→ What the exercise asks
Only the lines from the one holding "Convert this screenshot" to the end of the data should be echoed, exactly as they appear, minus the pictures.

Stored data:
========

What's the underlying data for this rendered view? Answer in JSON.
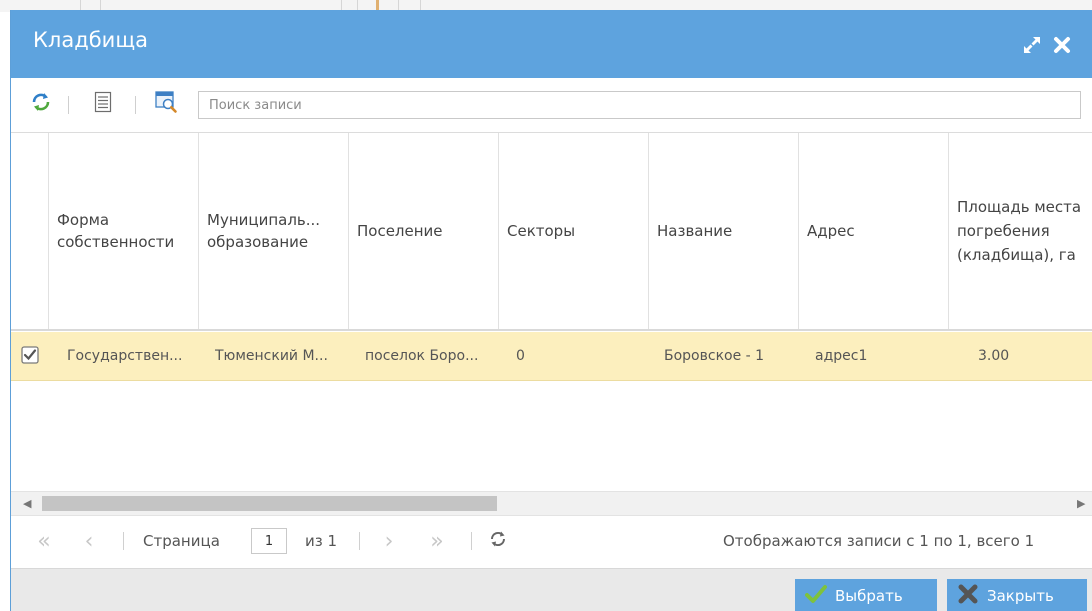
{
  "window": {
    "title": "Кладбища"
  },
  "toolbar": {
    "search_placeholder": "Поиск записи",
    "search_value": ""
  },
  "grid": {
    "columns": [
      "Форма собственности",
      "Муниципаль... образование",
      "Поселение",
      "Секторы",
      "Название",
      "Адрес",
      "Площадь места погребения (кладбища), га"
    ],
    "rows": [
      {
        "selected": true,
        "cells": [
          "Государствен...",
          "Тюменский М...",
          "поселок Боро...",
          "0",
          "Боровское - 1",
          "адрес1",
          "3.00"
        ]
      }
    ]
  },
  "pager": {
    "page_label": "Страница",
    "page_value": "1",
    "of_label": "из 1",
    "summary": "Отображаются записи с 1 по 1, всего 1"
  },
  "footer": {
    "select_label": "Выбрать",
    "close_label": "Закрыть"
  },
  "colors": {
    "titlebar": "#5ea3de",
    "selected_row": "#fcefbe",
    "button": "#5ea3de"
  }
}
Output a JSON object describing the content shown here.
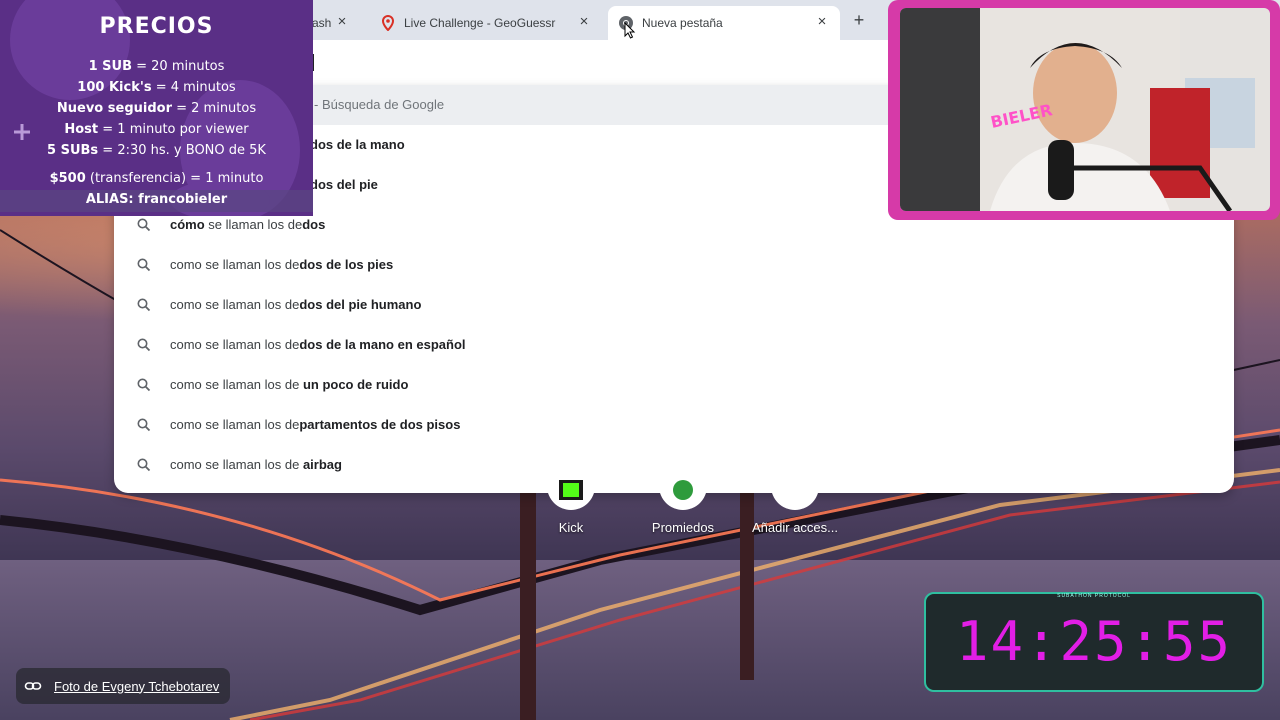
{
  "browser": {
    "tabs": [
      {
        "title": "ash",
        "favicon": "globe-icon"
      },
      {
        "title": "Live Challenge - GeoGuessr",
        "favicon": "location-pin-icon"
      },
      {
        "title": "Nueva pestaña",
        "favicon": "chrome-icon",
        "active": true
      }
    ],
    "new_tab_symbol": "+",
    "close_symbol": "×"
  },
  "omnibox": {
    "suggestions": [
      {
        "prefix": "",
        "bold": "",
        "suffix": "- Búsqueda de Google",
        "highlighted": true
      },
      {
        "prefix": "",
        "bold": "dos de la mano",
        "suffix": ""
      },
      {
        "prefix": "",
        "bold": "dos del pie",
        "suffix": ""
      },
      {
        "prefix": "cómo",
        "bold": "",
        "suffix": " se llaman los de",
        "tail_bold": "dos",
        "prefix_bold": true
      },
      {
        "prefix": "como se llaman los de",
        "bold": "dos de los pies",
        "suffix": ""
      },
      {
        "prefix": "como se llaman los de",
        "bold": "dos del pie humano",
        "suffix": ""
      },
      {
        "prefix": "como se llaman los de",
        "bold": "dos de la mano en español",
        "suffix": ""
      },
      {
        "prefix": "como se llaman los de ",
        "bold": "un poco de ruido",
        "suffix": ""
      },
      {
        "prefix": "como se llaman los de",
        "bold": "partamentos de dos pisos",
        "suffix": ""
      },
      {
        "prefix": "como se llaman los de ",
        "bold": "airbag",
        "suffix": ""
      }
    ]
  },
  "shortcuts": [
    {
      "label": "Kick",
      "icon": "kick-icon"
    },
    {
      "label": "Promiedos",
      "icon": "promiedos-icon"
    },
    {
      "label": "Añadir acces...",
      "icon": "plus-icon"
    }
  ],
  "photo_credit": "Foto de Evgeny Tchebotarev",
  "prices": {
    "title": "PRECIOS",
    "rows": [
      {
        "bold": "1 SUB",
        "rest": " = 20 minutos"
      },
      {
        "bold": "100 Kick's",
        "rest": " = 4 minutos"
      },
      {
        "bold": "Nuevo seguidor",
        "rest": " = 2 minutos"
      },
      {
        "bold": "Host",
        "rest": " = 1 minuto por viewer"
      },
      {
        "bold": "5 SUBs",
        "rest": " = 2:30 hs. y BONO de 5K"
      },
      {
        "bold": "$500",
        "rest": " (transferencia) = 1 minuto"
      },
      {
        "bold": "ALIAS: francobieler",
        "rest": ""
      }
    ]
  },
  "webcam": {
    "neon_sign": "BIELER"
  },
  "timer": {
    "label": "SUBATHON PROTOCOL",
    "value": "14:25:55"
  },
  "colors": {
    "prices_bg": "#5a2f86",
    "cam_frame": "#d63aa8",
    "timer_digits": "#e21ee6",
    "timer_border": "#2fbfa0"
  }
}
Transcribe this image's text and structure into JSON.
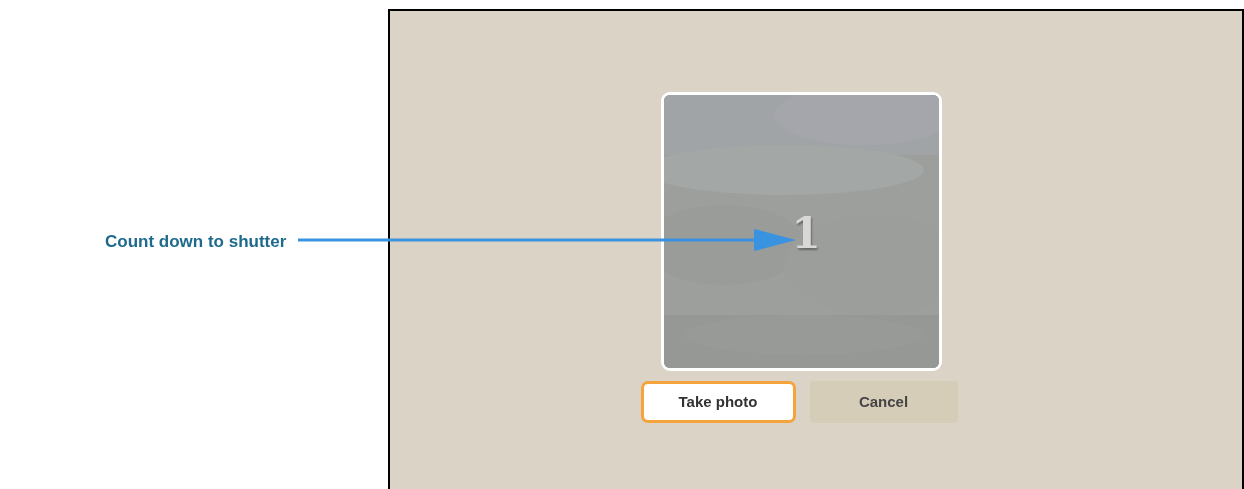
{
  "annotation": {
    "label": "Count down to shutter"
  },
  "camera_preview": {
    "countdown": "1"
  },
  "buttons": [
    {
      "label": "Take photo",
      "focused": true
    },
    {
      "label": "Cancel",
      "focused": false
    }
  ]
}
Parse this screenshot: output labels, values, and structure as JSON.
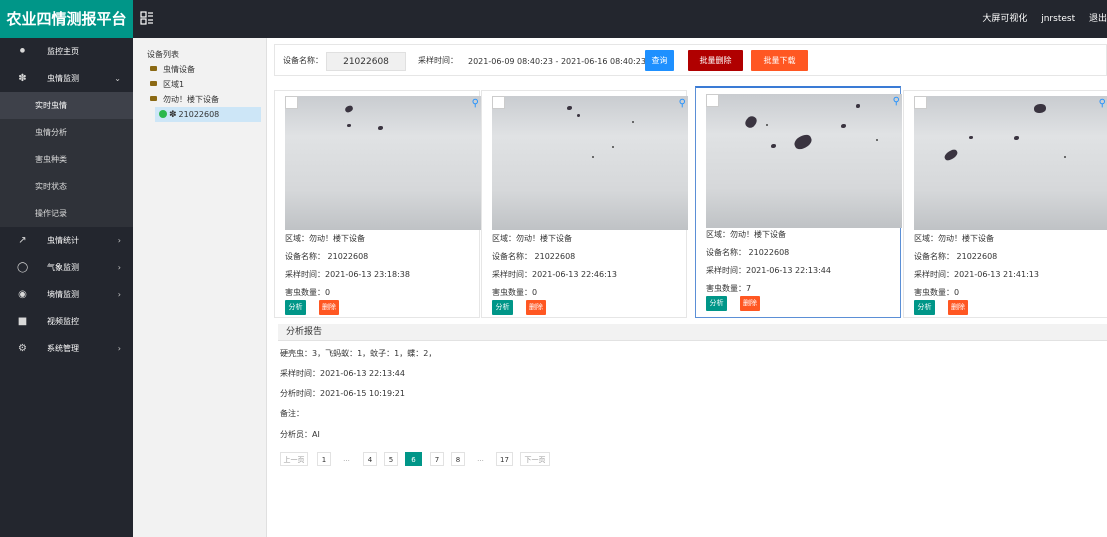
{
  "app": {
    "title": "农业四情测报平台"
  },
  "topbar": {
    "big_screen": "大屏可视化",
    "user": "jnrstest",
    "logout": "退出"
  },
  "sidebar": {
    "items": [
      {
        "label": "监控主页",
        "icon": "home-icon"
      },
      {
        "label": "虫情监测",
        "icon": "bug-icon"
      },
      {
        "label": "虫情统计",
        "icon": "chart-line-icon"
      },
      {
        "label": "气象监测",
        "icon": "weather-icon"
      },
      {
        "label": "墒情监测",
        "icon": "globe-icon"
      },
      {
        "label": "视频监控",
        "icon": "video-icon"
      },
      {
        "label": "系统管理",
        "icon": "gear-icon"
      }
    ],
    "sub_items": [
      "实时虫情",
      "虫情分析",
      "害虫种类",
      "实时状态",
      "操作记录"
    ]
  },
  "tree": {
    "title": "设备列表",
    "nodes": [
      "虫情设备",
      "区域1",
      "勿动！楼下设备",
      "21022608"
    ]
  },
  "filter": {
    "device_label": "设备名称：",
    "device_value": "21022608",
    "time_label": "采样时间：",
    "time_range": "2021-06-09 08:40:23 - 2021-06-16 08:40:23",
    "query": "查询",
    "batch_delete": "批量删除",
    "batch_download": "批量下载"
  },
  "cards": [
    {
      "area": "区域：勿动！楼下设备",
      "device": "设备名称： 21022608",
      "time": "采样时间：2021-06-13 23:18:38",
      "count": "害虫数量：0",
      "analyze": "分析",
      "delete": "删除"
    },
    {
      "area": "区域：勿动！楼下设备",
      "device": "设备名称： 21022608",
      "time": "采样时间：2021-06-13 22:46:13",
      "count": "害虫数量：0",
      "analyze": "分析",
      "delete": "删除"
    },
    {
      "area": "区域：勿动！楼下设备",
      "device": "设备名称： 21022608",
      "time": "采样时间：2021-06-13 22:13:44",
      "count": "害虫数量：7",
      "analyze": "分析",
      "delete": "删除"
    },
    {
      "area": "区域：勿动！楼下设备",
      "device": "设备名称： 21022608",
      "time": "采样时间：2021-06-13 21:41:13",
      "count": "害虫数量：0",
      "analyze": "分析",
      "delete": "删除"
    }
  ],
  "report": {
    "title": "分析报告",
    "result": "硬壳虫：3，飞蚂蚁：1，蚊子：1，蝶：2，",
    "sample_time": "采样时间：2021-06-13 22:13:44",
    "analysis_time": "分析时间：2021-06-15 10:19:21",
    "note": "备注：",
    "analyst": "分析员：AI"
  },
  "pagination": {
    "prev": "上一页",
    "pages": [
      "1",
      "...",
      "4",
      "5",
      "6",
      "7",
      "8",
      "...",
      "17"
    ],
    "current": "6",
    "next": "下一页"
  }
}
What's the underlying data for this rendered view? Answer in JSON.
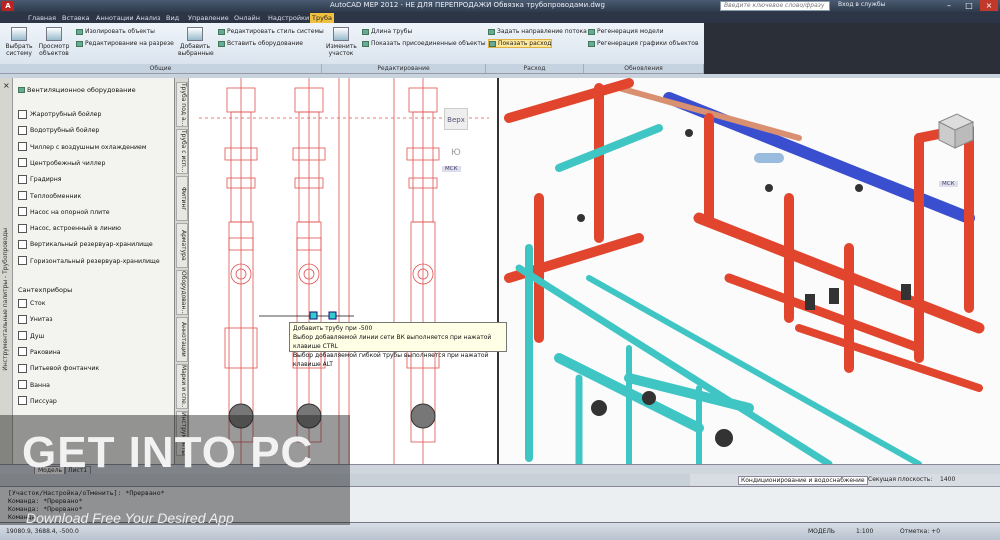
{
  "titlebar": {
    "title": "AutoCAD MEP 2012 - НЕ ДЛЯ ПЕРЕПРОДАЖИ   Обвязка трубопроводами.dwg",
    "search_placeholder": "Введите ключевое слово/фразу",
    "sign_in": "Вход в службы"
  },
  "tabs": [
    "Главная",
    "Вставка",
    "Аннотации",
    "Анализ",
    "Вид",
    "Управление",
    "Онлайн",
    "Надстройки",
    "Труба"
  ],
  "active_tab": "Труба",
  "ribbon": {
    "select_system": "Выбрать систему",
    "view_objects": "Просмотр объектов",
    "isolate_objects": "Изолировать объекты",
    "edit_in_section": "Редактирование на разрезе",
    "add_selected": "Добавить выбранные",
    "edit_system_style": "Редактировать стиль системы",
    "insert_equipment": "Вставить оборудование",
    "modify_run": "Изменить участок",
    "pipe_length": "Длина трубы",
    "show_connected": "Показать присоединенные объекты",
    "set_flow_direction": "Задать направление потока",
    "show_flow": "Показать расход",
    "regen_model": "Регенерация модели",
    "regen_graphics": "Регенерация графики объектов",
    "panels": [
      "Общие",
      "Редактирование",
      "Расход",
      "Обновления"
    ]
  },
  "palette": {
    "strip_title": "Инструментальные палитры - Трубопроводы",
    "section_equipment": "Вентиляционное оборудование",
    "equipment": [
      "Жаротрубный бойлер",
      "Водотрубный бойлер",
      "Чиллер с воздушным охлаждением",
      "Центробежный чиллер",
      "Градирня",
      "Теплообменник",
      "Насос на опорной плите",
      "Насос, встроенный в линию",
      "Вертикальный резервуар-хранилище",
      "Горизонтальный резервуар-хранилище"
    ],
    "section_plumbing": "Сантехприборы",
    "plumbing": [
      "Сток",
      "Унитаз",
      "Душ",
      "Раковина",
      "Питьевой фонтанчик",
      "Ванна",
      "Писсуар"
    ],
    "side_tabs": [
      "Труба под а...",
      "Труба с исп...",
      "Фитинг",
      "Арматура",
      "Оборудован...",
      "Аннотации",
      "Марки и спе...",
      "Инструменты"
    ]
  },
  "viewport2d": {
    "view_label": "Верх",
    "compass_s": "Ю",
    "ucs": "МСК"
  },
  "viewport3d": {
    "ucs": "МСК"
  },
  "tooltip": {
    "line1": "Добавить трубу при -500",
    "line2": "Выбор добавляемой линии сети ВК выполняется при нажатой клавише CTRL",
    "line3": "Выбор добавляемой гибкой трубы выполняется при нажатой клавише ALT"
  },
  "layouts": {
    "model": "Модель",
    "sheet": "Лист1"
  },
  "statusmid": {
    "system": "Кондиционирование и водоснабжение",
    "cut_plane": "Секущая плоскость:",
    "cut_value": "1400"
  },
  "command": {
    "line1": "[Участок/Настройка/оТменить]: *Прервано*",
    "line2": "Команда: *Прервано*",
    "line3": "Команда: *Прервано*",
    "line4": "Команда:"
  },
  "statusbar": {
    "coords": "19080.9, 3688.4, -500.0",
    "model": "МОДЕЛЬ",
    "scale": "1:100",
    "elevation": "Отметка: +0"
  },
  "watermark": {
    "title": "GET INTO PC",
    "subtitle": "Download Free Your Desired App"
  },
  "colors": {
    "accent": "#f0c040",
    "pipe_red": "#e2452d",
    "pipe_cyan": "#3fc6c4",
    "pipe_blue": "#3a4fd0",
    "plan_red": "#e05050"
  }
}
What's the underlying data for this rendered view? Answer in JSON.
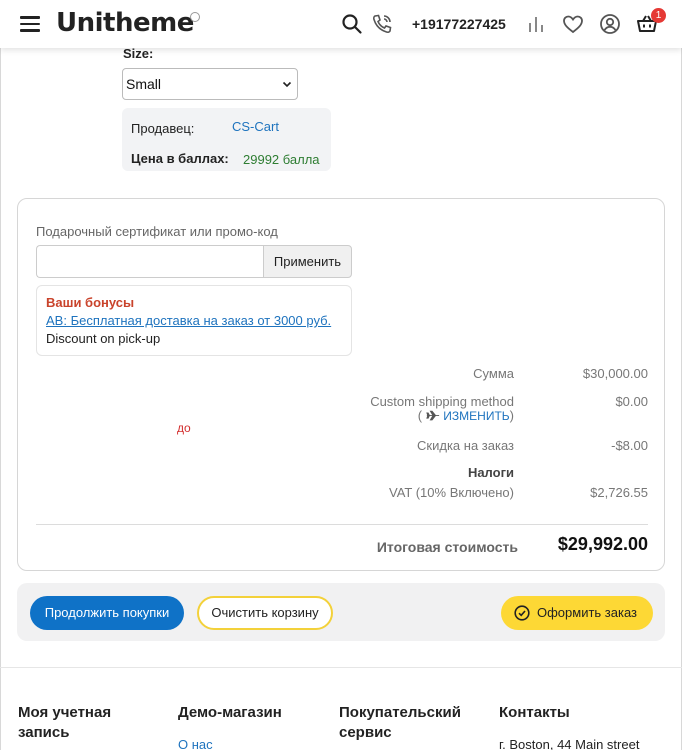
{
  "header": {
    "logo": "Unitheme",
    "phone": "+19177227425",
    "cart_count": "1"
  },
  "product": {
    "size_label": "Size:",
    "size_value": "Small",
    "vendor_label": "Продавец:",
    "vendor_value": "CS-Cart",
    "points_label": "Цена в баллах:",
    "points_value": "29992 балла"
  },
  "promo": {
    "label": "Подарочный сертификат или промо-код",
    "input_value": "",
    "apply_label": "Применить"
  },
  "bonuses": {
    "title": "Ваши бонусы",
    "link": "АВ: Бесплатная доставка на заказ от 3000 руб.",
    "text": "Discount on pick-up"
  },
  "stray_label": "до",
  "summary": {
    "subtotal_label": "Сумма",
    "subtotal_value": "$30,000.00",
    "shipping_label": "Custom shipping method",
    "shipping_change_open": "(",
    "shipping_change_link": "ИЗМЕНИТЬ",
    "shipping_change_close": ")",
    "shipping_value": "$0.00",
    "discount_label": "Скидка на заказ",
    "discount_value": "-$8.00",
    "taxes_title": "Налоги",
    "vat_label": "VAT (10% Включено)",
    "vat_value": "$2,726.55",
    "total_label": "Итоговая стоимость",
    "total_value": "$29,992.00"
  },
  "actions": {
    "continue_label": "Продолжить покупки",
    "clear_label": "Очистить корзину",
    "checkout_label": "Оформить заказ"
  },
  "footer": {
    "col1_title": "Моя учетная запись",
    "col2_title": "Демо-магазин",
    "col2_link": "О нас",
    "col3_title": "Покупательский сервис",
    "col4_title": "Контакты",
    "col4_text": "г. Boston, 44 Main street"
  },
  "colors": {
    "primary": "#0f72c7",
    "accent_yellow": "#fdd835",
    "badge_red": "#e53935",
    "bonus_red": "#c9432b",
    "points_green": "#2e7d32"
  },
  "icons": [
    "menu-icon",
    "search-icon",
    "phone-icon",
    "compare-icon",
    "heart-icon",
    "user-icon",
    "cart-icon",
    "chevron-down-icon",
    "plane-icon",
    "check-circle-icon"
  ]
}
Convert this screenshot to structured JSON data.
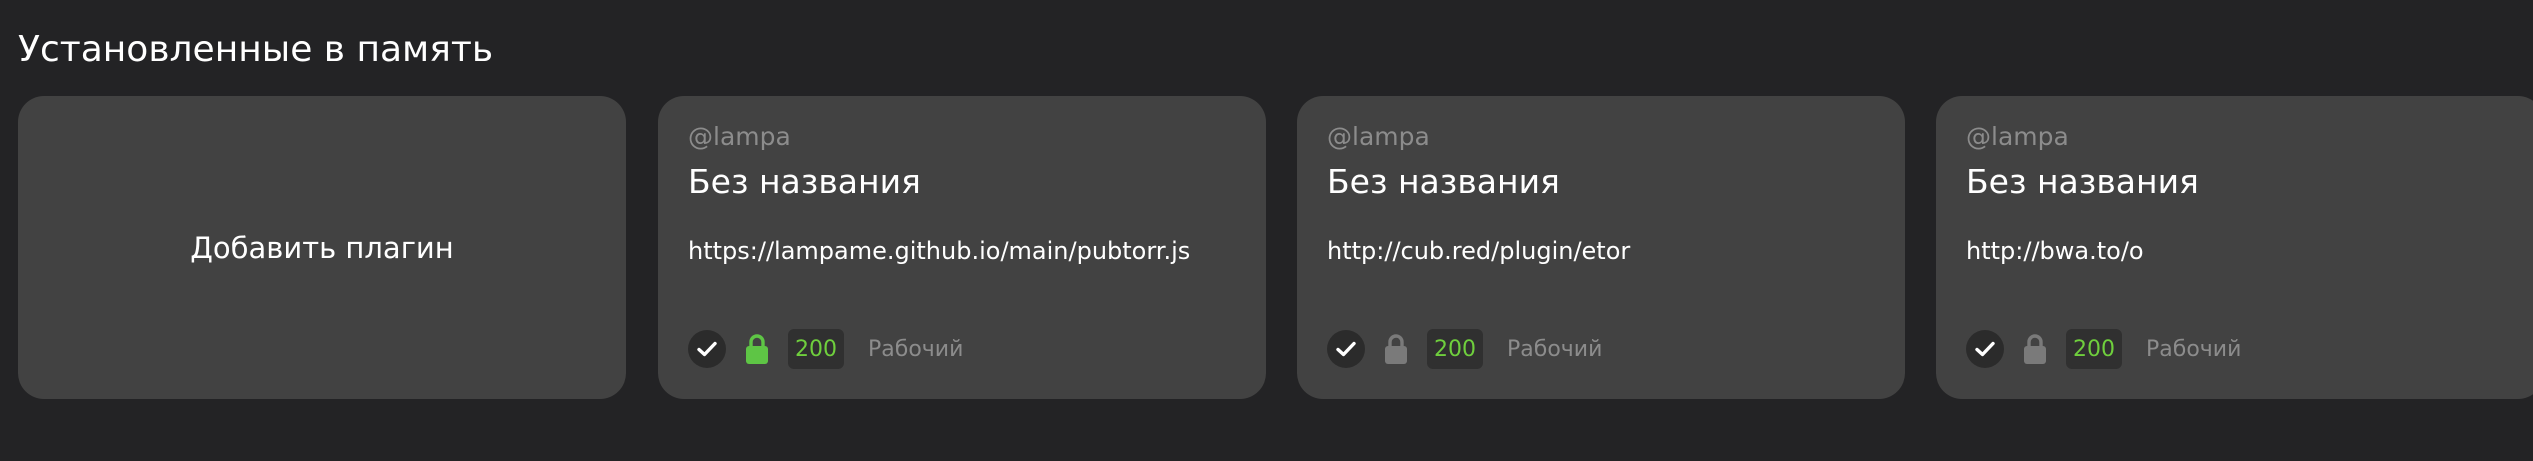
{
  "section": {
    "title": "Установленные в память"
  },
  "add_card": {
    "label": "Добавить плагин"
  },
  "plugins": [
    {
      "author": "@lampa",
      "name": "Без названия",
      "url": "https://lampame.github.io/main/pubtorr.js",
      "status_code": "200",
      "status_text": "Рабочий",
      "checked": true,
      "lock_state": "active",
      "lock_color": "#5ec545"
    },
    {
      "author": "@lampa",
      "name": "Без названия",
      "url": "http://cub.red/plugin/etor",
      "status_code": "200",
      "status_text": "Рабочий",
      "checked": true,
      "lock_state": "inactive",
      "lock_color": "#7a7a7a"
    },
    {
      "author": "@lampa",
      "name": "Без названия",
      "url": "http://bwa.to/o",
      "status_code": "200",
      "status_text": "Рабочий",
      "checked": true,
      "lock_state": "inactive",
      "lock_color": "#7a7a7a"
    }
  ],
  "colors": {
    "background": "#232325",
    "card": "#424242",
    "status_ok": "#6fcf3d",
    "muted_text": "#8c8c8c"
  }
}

========

→ The response
Convert this screenshot to structured JSON data.
{
  "section": {
    "title": "Установленные в память"
  },
  "add_card": {
    "label": "Добавить плагин"
  },
  "plugins": [
    {
      "author": "@lampa",
      "name": "Без названия",
      "url": "https://lampame.github.io/main/pubtorr.js",
      "status_code": "200",
      "status_text": "Рабочий",
      "checked": true,
      "lock_state": "active",
      "lock_color": "#5ec545"
    },
    {
      "author": "@lampa",
      "name": "Без названия",
      "url": "http://cub.red/plugin/etor",
      "status_code": "200",
      "status_text": "Рабочий",
      "checked": true,
      "lock_state": "inactive",
      "lock_color": "#7a7a7a"
    },
    {
      "author": "@lampa",
      "name": "Без названия",
      "url": "http://bwa.to/o",
      "status_code": "200",
      "status_text": "Рабочий",
      "checked": true,
      "lock_state": "inactive",
      "lock_color": "#7a7a7a"
    }
  ],
  "colors": {
    "background": "#232325",
    "card": "#424242",
    "status_ok": "#6fcf3d",
    "muted_text": "#8c8c8c"
  }
}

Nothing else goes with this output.